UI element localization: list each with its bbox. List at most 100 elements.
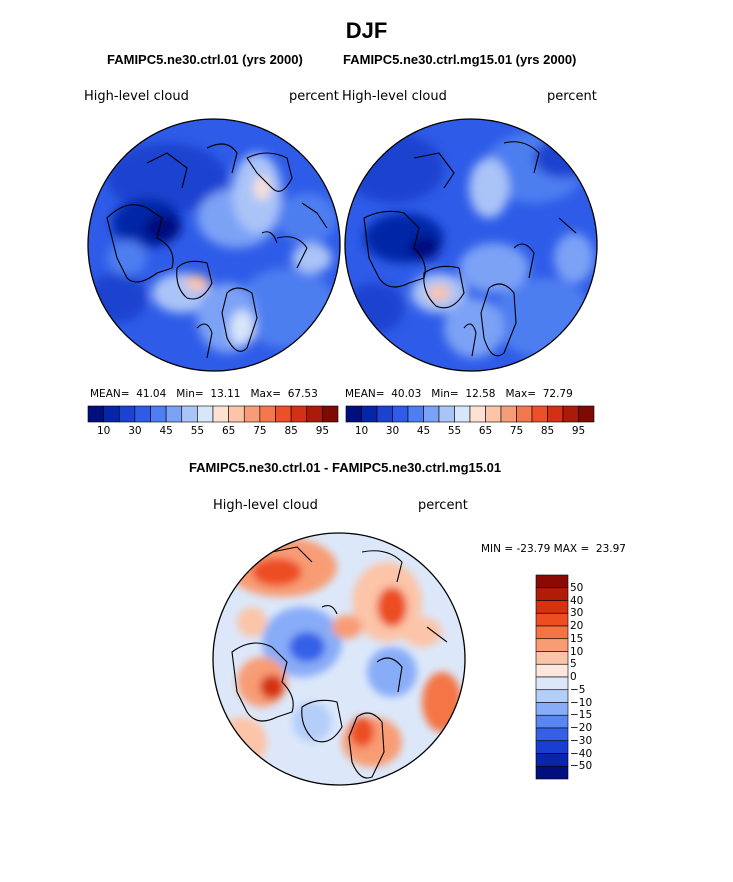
diff-colorbar-tick-label: −30 bbox=[570, 734, 593, 747]
right-colorbar-swatch bbox=[485, 405, 502, 423]
right-colorbar-tick-label: 75 bbox=[509, 425, 524, 437]
season-title: DJF bbox=[345, 18, 388, 43]
left-panel-title: FAMIPC5.ne30.ctrl.01 (yrs 2000) bbox=[107, 52, 303, 67]
right-colorbar-swatch bbox=[345, 405, 362, 423]
left-variable-label: High-level cloud bbox=[84, 89, 189, 104]
diff-colorbar-swatch bbox=[535, 612, 569, 627]
left-colorbar-swatch bbox=[212, 405, 229, 423]
right-colorbar-swatch bbox=[361, 405, 378, 423]
diff-colorbar-swatch bbox=[535, 625, 569, 640]
diff-colorbar-swatch bbox=[535, 638, 569, 652]
right-colorbar-swatch bbox=[407, 405, 424, 423]
left-max-value: 67.53 bbox=[287, 388, 318, 400]
diff-colorbar-ticks: 50 40 30 20 15 10 5 0 −5 −10 −15 −20 −30 −40 −50 bbox=[570, 575, 610, 779]
right-colorbar-tick-label: 65 bbox=[478, 425, 493, 437]
right-colorbar-swatch bbox=[454, 405, 471, 423]
right-colorbar-tick-label: 85 bbox=[540, 425, 555, 437]
diff-colorbar-swatch bbox=[535, 765, 569, 780]
diff-colorbar-swatch bbox=[535, 689, 569, 703]
left-colorbar-tick-label: 85 bbox=[284, 425, 298, 437]
right-colorbar-tick-label: 10 bbox=[354, 425, 369, 437]
diff-colorbar-tick-label: 5 bbox=[570, 658, 577, 671]
left-colorbar bbox=[87, 405, 339, 423]
left-colorbar-swatch bbox=[118, 405, 136, 423]
diff-colorbar-swatch bbox=[535, 676, 569, 691]
diff-colorbar-tick-label: 10 bbox=[570, 645, 584, 658]
right-mean-label: MEAN= bbox=[345, 388, 385, 400]
right-colorbar-swatch bbox=[547, 405, 564, 423]
left-min-value: 13.11 bbox=[210, 388, 241, 400]
diff-units-label: percent bbox=[418, 498, 468, 513]
right-colorbar-swatch bbox=[516, 405, 533, 423]
diff-colorbar-tick-label: −50 bbox=[570, 760, 593, 773]
diff-colorbar-tick-label: −20 bbox=[570, 722, 593, 734]
left-polar-map bbox=[87, 118, 341, 372]
right-panel-title: FAMIPC5.ne30.ctrl.mg15.01 (yrs 2000) bbox=[343, 52, 577, 67]
left-colorbar-ticks: 10 30 45 55 65 75 85 95 bbox=[88, 425, 338, 439]
right-units-label: percent bbox=[547, 89, 597, 104]
diff-polar-map bbox=[212, 532, 466, 786]
left-colorbar-swatch bbox=[103, 405, 120, 423]
diff-colorbar-tick-label: −15 bbox=[570, 709, 593, 722]
diff-colorbar-swatch bbox=[535, 727, 569, 742]
diff-panel-title: FAMIPC5.ne30.ctrl.01 - FAMIPC5.ne30.ctrl… bbox=[188, 460, 502, 475]
right-min-value: 12.58 bbox=[465, 388, 496, 400]
diff-colorbar-swatch bbox=[535, 600, 569, 614]
left-min-label: Min= bbox=[176, 388, 204, 400]
left-colorbar-swatch bbox=[290, 405, 308, 423]
right-colorbar-tick-label: 95 bbox=[571, 425, 586, 437]
left-colorbar-tick-label: 10 bbox=[96, 425, 111, 437]
diff-minmax: MIN = -23.79 MAX = 23.97 bbox=[481, 543, 626, 555]
left-colorbar-swatch bbox=[259, 405, 276, 423]
left-colorbar-swatch bbox=[306, 405, 323, 423]
diff-variable-label: High-level cloud bbox=[213, 498, 318, 513]
right-polar-map bbox=[344, 118, 598, 372]
right-colorbar-tick-label: 45 bbox=[416, 425, 431, 437]
diff-colorbar-swatch bbox=[535, 740, 569, 754]
left-units-label: percent bbox=[289, 89, 339, 104]
diff-colorbar-swatch bbox=[535, 663, 569, 678]
diff-colorbar-swatch bbox=[535, 702, 569, 716]
left-colorbar-tick-label: 65 bbox=[221, 425, 236, 437]
diff-colorbar bbox=[535, 574, 569, 780]
right-colorbar-swatch bbox=[376, 405, 393, 423]
left-colorbar-tick-label: 45 bbox=[159, 425, 173, 437]
left-colorbar-swatch bbox=[150, 405, 167, 423]
left-colorbar-swatch bbox=[134, 405, 151, 423]
diff-colorbar-tick-label: 20 bbox=[570, 620, 584, 632]
left-max-label: Max= bbox=[250, 388, 282, 400]
left-colorbar-tick-label: 95 bbox=[315, 425, 330, 437]
left-colorbar-tick-label: 30 bbox=[128, 425, 142, 437]
diff-colorbar-swatch bbox=[535, 651, 569, 665]
left-mean-label: MEAN= bbox=[90, 388, 130, 400]
diff-colorbar-tick-label: −40 bbox=[570, 747, 593, 760]
diff-colorbar-swatch bbox=[535, 714, 569, 729]
right-colorbar-ticks: 10 30 45 55 65 75 85 95 bbox=[346, 425, 594, 439]
diff-colorbar-tick-label: −10 bbox=[570, 696, 593, 709]
left-colorbar-swatch bbox=[322, 405, 339, 423]
diff-colorbar-tick-label: 50 bbox=[570, 581, 584, 594]
diff-colorbar-swatch bbox=[535, 587, 569, 601]
right-max-value: 72.79 bbox=[542, 388, 573, 400]
left-colorbar-swatch bbox=[275, 405, 292, 423]
diff-colorbar-tick-label: −5 bbox=[570, 683, 586, 696]
diff-colorbar-tick-label: 15 bbox=[570, 632, 584, 645]
left-colorbar-swatch bbox=[87, 405, 104, 423]
diff-colorbar-swatch bbox=[535, 574, 569, 589]
right-colorbar-swatch bbox=[531, 405, 548, 423]
left-colorbar-tick-label: 75 bbox=[253, 425, 267, 437]
right-colorbar-swatch bbox=[562, 405, 579, 423]
left-colorbar-swatch bbox=[243, 405, 261, 423]
right-colorbar-swatch bbox=[423, 405, 440, 423]
left-colorbar-swatch bbox=[165, 405, 183, 423]
left-colorbar-tick-label: 55 bbox=[190, 425, 205, 437]
diff-colorbar-tick-label: 30 bbox=[570, 607, 584, 620]
right-colorbar-swatch bbox=[578, 405, 595, 423]
left-colorbar-swatch bbox=[228, 405, 245, 423]
right-min-label: Min= bbox=[431, 388, 459, 400]
diff-colorbar-tick-label: 40 bbox=[570, 594, 584, 607]
right-colorbar-tick-label: 55 bbox=[447, 425, 462, 437]
left-stats: MEAN= 41.04 Min= 13.11 Max= 67.53 bbox=[90, 388, 318, 400]
right-mean-value: 40.03 bbox=[391, 388, 422, 400]
left-colorbar-swatch bbox=[181, 405, 198, 423]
===============
Please update the listing above by changing every "percent" to "percentage" and keeping everything else unchanged. Leave the pictures out of your answer.

§ **ANSWER TO THIS PROBLEM**
UI element localization: list each with its bbox. List at most 100 elements.
diff-colorbar-tick-label: −30 bbox=[570, 734, 593, 747]
right-colorbar-swatch bbox=[485, 405, 502, 423]
right-colorbar-tick-label: 75 bbox=[509, 425, 524, 437]
season-title: DJF bbox=[345, 18, 388, 43]
left-panel-title: FAMIPC5.ne30.ctrl.01 (yrs 2000) bbox=[107, 52, 303, 67]
right-colorbar-swatch bbox=[345, 405, 362, 423]
left-variable-label: High-level cloud bbox=[84, 89, 189, 104]
diff-colorbar-swatch bbox=[535, 612, 569, 627]
left-colorbar-swatch bbox=[212, 405, 229, 423]
right-colorbar-swatch bbox=[361, 405, 378, 423]
diff-colorbar-swatch bbox=[535, 625, 569, 640]
diff-colorbar-swatch bbox=[535, 638, 569, 652]
right-colorbar-swatch bbox=[407, 405, 424, 423]
left-max-value: 67.53 bbox=[287, 388, 318, 400]
diff-colorbar-ticks: 50 40 30 20 15 10 5 0 −5 −10 −15 −20 −30 −40 −50 bbox=[570, 575, 610, 779]
right-colorbar-tick-label: 65 bbox=[478, 425, 493, 437]
right-colorbar-swatch bbox=[454, 405, 471, 423]
right-colorbar-tick-label: 85 bbox=[540, 425, 555, 437]
diff-colorbar-swatch bbox=[535, 765, 569, 780]
diff-colorbar-swatch bbox=[535, 689, 569, 703]
left-colorbar-tick-label: 85 bbox=[284, 425, 298, 437]
right-colorbar-tick-label: 10 bbox=[354, 425, 369, 437]
diff-colorbar-tick-label: 5 bbox=[570, 658, 577, 671]
left-colorbar bbox=[87, 405, 339, 423]
left-colorbar-swatch bbox=[118, 405, 136, 423]
diff-colorbar-swatch bbox=[535, 676, 569, 691]
diff-colorbar-tick-label: 10 bbox=[570, 645, 584, 658]
right-mean-label: MEAN= bbox=[345, 388, 385, 400]
right-colorbar-swatch bbox=[547, 405, 564, 423]
left-min-value: 13.11 bbox=[210, 388, 241, 400]
diff-units-label: percentage bbox=[418, 498, 468, 513]
right-colorbar-swatch bbox=[516, 405, 533, 423]
diff-colorbar-tick-label: −50 bbox=[570, 760, 593, 773]
diff-colorbar-tick-label: −20 bbox=[570, 722, 593, 734]
left-polar-map bbox=[87, 118, 341, 372]
right-panel-title: FAMIPC5.ne30.ctrl.mg15.01 (yrs 2000) bbox=[343, 52, 577, 67]
left-colorbar-ticks: 10 30 45 55 65 75 85 95 bbox=[88, 425, 338, 439]
right-units-label: percentage bbox=[547, 89, 597, 104]
diff-polar-map bbox=[212, 532, 466, 786]
left-colorbar-swatch bbox=[103, 405, 120, 423]
diff-colorbar-tick-label: −15 bbox=[570, 709, 593, 722]
diff-colorbar-swatch bbox=[535, 727, 569, 742]
diff-panel-title: FAMIPC5.ne30.ctrl.01 - FAMIPC5.ne30.ctrl… bbox=[188, 460, 502, 475]
right-min-value: 12.58 bbox=[465, 388, 496, 400]
diff-colorbar-swatch bbox=[535, 600, 569, 614]
left-min-label: Min= bbox=[176, 388, 204, 400]
left-colorbar-swatch bbox=[290, 405, 308, 423]
right-colorbar-tick-label: 95 bbox=[571, 425, 586, 437]
left-colorbar-tick-label: 10 bbox=[96, 425, 111, 437]
diff-minmax: MIN = -23.79 MAX = 23.97 bbox=[481, 543, 626, 555]
left-colorbar-swatch bbox=[259, 405, 276, 423]
left-colorbar-swatch bbox=[306, 405, 323, 423]
diff-variable-label: High-level cloud bbox=[213, 498, 318, 513]
right-polar-map bbox=[344, 118, 598, 372]
right-colorbar-tick-label: 45 bbox=[416, 425, 431, 437]
diff-colorbar-swatch bbox=[535, 740, 569, 754]
left-units-label: percentage bbox=[289, 89, 339, 104]
diff-colorbar-swatch bbox=[535, 663, 569, 678]
diff-colorbar-swatch bbox=[535, 702, 569, 716]
left-colorbar-tick-label: 65 bbox=[221, 425, 236, 437]
diff-colorbar bbox=[535, 574, 569, 780]
right-colorbar-swatch bbox=[376, 405, 393, 423]
left-colorbar-tick-label: 45 bbox=[159, 425, 173, 437]
left-colorbar-swatch bbox=[150, 405, 167, 423]
left-colorbar-swatch bbox=[134, 405, 151, 423]
diff-colorbar-tick-label: 20 bbox=[570, 620, 584, 632]
left-max-label: Max= bbox=[250, 388, 282, 400]
left-colorbar-tick-label: 95 bbox=[315, 425, 330, 437]
left-colorbar-tick-label: 30 bbox=[128, 425, 142, 437]
diff-colorbar-swatch bbox=[535, 651, 569, 665]
left-mean-label: MEAN= bbox=[90, 388, 130, 400]
diff-colorbar-tick-label: −40 bbox=[570, 747, 593, 760]
diff-colorbar-swatch bbox=[535, 714, 569, 729]
right-colorbar-ticks: 10 30 45 55 65 75 85 95 bbox=[346, 425, 594, 439]
diff-colorbar-tick-label: −10 bbox=[570, 696, 593, 709]
left-colorbar-swatch bbox=[322, 405, 339, 423]
diff-colorbar-tick-label: 50 bbox=[570, 581, 584, 594]
diff-colorbar-swatch bbox=[535, 587, 569, 601]
right-max-value: 72.79 bbox=[542, 388, 573, 400]
left-colorbar-swatch bbox=[275, 405, 292, 423]
diff-colorbar-tick-label: −5 bbox=[570, 683, 586, 696]
diff-colorbar-tick-label: 15 bbox=[570, 632, 584, 645]
left-colorbar-swatch bbox=[87, 405, 104, 423]
diff-colorbar-swatch bbox=[535, 574, 569, 589]
right-colorbar-swatch bbox=[531, 405, 548, 423]
left-colorbar-tick-label: 75 bbox=[253, 425, 267, 437]
right-colorbar-swatch bbox=[562, 405, 579, 423]
left-colorbar-swatch bbox=[243, 405, 261, 423]
right-colorbar-swatch bbox=[423, 405, 440, 423]
left-colorbar-swatch bbox=[165, 405, 183, 423]
left-colorbar-tick-label: 55 bbox=[190, 425, 205, 437]
diff-colorbar-tick-label: 30 bbox=[570, 607, 584, 620]
right-colorbar-swatch bbox=[578, 405, 595, 423]
left-colorbar-swatch bbox=[228, 405, 245, 423]
right-min-label: Min= bbox=[431, 388, 459, 400]
diff-colorbar-tick-label: 40 bbox=[570, 594, 584, 607]
right-colorbar-tick-label: 55 bbox=[447, 425, 462, 437]
left-stats: MEAN= 41.04 Min= 13.11 Max= 67.53 bbox=[90, 388, 318, 400]
right-mean-value: 40.03 bbox=[391, 388, 422, 400]
left-colorbar-swatch bbox=[181, 405, 198, 423]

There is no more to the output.